Given instruction: What follows is a listing to be transcribed exactly.
— Start —
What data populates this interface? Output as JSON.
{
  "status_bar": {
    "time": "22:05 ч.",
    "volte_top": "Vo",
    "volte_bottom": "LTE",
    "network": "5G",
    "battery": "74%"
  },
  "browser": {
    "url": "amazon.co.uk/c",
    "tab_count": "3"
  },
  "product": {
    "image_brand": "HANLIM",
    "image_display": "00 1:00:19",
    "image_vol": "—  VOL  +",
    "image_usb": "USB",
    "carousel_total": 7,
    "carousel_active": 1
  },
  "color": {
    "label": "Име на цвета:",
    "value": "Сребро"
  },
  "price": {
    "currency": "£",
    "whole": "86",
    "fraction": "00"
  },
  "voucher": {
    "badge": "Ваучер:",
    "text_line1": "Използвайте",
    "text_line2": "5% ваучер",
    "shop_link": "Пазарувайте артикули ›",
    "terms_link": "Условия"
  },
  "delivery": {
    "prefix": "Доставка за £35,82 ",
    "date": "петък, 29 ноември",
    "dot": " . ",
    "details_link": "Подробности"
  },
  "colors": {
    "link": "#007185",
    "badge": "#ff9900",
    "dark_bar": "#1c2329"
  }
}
— End —
Reply:
What data populates this interface? Output as JSON.
{
  "status_bar": {
    "time": "22:05 ч.",
    "volte_top": "Vo",
    "volte_bottom": "LTE",
    "network": "5G",
    "battery": "74%"
  },
  "browser": {
    "url": "amazon.co.uk/c",
    "tab_count": "3"
  },
  "product": {
    "image_brand": "HANLIM",
    "image_display": "00 1:00:19",
    "image_vol": "—  VOL  +",
    "image_usb": "USB",
    "carousel_total": 7,
    "carousel_active": 1
  },
  "color": {
    "label": "Име на цвета:",
    "value": "Сребро"
  },
  "price": {
    "currency": "£",
    "whole": "86",
    "fraction": "00"
  },
  "voucher": {
    "badge": "Ваучер:",
    "text_line1": "Използвайте",
    "text_line2": "5% ваучер",
    "shop_link": "Пазарувайте артикули ›",
    "terms_link": "Условия"
  },
  "delivery": {
    "prefix": "Доставка за £35,82 ",
    "date": "петък, 29 ноември",
    "dot": " . ",
    "details_link": "Подробности"
  },
  "colors": {
    "link": "#007185",
    "badge": "#ff9900",
    "dark_bar": "#1c2329"
  }
}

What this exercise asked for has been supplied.